▸ Exercise aim
State the number of lines that contain the word "this", and add nothing else.

☆ ☆ ☆

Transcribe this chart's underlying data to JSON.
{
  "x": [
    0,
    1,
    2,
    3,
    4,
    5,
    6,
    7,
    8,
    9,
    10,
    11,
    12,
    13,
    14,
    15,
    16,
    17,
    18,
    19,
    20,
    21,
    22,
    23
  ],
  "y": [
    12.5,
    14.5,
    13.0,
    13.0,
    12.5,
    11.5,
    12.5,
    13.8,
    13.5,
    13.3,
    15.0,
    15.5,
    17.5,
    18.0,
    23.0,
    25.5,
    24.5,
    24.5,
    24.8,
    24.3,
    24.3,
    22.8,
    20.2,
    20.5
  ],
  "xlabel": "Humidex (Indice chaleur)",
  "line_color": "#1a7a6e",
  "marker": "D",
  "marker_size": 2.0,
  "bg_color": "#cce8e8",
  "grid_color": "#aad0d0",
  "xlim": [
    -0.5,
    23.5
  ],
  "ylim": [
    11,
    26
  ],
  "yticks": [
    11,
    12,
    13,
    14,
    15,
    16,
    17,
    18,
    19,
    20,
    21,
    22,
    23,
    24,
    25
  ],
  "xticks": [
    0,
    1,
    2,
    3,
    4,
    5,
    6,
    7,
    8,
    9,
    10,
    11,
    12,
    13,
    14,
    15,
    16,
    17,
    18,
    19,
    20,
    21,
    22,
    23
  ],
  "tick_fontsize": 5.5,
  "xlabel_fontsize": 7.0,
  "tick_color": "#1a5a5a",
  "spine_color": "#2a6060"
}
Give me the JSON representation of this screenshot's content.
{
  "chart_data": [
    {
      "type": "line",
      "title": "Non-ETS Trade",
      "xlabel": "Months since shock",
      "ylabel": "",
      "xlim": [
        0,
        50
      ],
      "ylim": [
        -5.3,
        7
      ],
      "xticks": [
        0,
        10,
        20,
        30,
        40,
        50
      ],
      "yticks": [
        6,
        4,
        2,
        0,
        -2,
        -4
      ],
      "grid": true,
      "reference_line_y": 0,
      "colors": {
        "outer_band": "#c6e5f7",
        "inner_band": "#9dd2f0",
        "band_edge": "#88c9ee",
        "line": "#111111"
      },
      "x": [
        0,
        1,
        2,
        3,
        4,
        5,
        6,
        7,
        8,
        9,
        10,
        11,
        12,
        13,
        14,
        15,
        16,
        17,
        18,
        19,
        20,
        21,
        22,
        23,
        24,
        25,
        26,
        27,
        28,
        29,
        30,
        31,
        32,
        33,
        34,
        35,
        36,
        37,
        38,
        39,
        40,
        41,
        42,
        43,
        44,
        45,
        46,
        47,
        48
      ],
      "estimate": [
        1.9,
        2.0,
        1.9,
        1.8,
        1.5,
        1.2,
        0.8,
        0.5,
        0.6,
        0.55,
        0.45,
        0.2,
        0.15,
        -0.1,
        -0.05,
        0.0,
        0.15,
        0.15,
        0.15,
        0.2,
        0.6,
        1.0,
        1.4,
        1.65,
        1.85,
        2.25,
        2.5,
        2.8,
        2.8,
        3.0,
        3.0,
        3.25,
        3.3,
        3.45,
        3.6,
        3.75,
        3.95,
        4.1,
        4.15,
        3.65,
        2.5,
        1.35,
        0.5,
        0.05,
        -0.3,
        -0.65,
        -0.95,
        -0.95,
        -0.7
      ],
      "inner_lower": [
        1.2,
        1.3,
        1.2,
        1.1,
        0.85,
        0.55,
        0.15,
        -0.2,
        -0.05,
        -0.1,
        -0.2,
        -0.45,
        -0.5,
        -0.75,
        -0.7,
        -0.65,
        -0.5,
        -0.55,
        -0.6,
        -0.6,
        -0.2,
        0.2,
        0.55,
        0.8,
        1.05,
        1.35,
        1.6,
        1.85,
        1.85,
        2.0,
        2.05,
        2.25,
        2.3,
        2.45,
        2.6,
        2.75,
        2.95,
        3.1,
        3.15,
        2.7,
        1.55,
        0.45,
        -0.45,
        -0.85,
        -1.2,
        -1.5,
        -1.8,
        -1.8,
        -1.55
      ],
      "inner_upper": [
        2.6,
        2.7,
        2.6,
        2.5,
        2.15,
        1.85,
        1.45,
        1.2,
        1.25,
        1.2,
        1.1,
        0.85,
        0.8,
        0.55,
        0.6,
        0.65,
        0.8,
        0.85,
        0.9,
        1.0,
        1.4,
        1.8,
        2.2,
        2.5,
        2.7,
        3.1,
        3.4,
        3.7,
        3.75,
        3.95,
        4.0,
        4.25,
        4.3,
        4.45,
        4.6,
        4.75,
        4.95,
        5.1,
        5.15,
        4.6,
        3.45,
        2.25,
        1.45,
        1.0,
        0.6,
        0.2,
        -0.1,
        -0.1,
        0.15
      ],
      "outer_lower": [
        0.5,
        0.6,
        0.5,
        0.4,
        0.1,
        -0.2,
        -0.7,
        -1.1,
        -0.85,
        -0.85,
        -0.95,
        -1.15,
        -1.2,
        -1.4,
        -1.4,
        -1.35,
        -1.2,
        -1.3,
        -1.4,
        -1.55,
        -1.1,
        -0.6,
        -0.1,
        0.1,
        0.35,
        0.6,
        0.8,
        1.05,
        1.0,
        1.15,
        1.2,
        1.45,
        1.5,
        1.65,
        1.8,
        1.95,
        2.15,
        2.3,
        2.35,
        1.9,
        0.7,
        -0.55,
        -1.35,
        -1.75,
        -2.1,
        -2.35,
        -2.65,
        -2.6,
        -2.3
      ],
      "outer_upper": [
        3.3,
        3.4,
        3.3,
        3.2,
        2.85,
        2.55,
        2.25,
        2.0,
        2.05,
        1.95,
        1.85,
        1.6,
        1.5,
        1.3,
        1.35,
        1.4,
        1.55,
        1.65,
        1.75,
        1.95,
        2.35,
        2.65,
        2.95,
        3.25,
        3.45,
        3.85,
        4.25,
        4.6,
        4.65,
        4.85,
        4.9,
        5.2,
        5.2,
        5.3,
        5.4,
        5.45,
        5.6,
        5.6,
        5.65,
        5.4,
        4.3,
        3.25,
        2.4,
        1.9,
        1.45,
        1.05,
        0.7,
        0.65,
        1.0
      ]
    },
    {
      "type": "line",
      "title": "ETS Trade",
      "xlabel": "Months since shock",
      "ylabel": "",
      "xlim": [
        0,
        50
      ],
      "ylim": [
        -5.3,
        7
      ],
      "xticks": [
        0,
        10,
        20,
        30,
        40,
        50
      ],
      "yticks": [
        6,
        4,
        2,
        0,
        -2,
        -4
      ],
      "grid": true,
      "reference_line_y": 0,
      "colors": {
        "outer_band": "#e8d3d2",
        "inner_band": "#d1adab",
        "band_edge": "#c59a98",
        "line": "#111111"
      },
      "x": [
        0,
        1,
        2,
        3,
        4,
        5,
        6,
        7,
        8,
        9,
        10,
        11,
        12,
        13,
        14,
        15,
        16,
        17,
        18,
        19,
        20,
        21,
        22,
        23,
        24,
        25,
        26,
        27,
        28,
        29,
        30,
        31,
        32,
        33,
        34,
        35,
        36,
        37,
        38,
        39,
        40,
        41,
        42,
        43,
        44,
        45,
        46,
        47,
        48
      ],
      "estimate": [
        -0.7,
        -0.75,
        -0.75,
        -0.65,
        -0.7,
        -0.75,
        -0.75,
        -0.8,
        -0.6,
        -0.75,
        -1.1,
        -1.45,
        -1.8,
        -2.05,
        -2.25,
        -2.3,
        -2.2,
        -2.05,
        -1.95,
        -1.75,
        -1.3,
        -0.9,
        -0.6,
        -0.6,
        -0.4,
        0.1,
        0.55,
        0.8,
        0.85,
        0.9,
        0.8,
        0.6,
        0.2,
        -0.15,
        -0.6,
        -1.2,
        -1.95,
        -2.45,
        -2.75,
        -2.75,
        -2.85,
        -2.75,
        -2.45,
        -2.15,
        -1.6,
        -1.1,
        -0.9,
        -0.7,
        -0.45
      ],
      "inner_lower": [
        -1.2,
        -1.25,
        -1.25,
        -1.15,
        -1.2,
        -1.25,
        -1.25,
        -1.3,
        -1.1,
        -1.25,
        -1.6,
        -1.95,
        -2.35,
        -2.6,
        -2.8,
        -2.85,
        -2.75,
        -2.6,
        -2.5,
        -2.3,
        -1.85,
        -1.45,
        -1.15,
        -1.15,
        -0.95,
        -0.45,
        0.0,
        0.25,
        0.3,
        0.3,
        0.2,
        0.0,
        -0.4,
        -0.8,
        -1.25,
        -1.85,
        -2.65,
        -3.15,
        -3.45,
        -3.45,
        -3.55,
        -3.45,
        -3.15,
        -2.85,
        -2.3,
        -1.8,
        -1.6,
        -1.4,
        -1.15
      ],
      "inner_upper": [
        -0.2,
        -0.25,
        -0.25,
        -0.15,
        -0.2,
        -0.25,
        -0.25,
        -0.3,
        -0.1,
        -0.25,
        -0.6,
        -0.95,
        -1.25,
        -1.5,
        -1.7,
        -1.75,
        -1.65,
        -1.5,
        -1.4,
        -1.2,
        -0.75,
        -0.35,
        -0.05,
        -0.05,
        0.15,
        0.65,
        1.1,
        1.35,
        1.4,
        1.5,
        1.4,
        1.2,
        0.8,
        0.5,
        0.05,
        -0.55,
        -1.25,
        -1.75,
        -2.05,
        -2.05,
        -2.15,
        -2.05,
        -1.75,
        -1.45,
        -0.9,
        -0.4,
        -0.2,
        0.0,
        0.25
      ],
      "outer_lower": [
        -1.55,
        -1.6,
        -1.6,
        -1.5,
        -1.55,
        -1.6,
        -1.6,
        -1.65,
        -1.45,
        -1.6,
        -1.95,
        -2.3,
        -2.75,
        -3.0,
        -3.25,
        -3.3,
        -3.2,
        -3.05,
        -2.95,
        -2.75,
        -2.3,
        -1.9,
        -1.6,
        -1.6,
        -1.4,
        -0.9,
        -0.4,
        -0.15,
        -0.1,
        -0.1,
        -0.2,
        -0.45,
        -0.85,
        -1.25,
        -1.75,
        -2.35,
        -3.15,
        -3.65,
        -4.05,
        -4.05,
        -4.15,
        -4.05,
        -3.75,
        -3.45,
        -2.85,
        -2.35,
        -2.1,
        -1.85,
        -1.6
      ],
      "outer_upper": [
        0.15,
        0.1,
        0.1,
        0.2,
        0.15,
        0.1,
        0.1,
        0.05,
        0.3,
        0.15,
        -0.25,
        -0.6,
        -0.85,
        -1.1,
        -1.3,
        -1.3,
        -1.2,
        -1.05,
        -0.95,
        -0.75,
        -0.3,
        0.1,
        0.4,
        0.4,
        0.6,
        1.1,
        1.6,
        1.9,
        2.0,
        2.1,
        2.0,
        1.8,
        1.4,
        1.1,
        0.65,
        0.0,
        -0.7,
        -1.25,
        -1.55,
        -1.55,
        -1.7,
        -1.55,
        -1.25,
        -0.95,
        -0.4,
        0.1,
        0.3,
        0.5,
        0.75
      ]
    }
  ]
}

☆ ☆ ☆

▸ Written solution
2